- _OBJECTIVE_: Return the whole listing, line for line, without the pictures in it.
===== RECORDS SHOWN
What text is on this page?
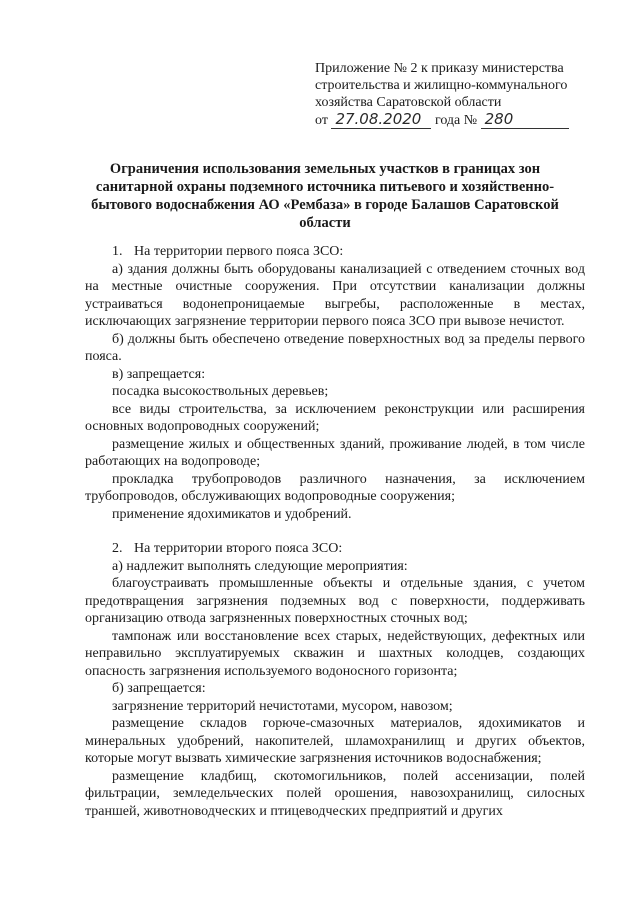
Приложение № 2 к приказу министерства
строительства и жилищно-коммунального
хозяйства Саратовской области
от 27.08.2020 года № 280
Ограничения использования земельных участков в границах зон санитарной охраны подземного источника питьевого и хозяйственно-бытового водоснабжения АО «Рембаза» в городе Балашов Саратовской области

1. На территории первого пояса ЗСО:

а) здания должны быть оборудованы канализацией с отведением сточных вод на местные очистные сооружения. При отсутствии канализации должны устраиваться водонепроницаемые выгребы, расположенные в местах, исключающих загрязнение территории первого пояса ЗСО при вывозе нечистот.

б) должны быть обеспечено отведение поверхностных вод за пределы первого пояса.

в) запрещается:

посадка высокоствольных деревьев;

все виды строительства, за исключением реконструкции или расширения основных водопроводных сооружений;

размещение жилых и общественных зданий, проживание людей, в том числе работающих на водопроводе;

прокладка трубопроводов различного назначения, за исключением трубопроводов, обслуживающих водопроводные сооружения;

применение ядохимикатов и удобрений.

2. На территории второго пояса ЗСО:

а) надлежит выполнять следующие мероприятия:

благоустраивать промышленные объекты и отдельные здания, с учетом предотвращения загрязнения подземных вод с поверхности, поддерживать организацию отвода загрязненных поверхностных сточных вод;

тампонаж или восстановление всех старых, недействующих, дефектных или неправильно эксплуатируемых скважин и шахтных колодцев, создающих опасность загрязнения используемого водоносного горизонта;

б) запрещается:

загрязнение территорий нечистотами, мусором, навозом;

размещение складов горюче-смазочных материалов, ядохимикатов и минеральных удобрений, накопителей, шламохранилищ и других объектов, которые могут вызвать химические загрязнения источников водоснабжения;

размещение кладбищ, скотомогильников, полей ассенизации, полей фильтрации, земледельческих полей орошения, навозохранилищ, силосных траншей, животноводческих и птицеводческих предприятий и других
==========
- _TASK RESPONSE_:
What text is on this page?
Приложение № 2 к приказу министерства
строительства и жилищно-коммунального
хозяйства Саратовской области
от 27.08.2020 года № 280
Ограничения использования земельных участков в границах зон санитарной охраны подземного источника питьевого и хозяйственно-бытового водоснабжения АО «Рембаза» в городе Балашов Саратовской области

1. На территории первого пояса ЗСО:

а) здания должны быть оборудованы канализацией с отведением сточных вод на местные очистные сооружения. При отсутствии канализации должны устраиваться водонепроницаемые выгребы, расположенные в местах, исключающих загрязнение территории первого пояса ЗСО при вывозе нечистот.

б) должны быть обеспечено отведение поверхностных вод за пределы первого пояса.

в) запрещается:

посадка высокоствольных деревьев;

все виды строительства, за исключением реконструкции или расширения основных водопроводных сооружений;

размещение жилых и общественных зданий, проживание людей, в том числе работающих на водопроводе;

прокладка трубопроводов различного назначения, за исключением трубопроводов, обслуживающих водопроводные сооружения;

применение ядохимикатов и удобрений.

2. На территории второго пояса ЗСО:

а) надлежит выполнять следующие мероприятия:

благоустраивать промышленные объекты и отдельные здания, с учетом предотвращения загрязнения подземных вод с поверхности, поддерживать организацию отвода загрязненных поверхностных сточных вод;

тампонаж или восстановление всех старых, недействующих, дефектных или неправильно эксплуатируемых скважин и шахтных колодцев, создающих опасность загрязнения используемого водоносного горизонта;

б) запрещается:

загрязнение территорий нечистотами, мусором, навозом;

размещение складов горюче-смазочных материалов, ядохимикатов и минеральных удобрений, накопителей, шламохранилищ и других объектов, которые могут вызвать химические загрязнения источников водоснабжения;

размещение кладбищ, скотомогильников, полей ассенизации, полей фильтрации, земледельческих полей орошения, навозохранилищ, силосных траншей, животноводческих и птицеводческих предприятий и других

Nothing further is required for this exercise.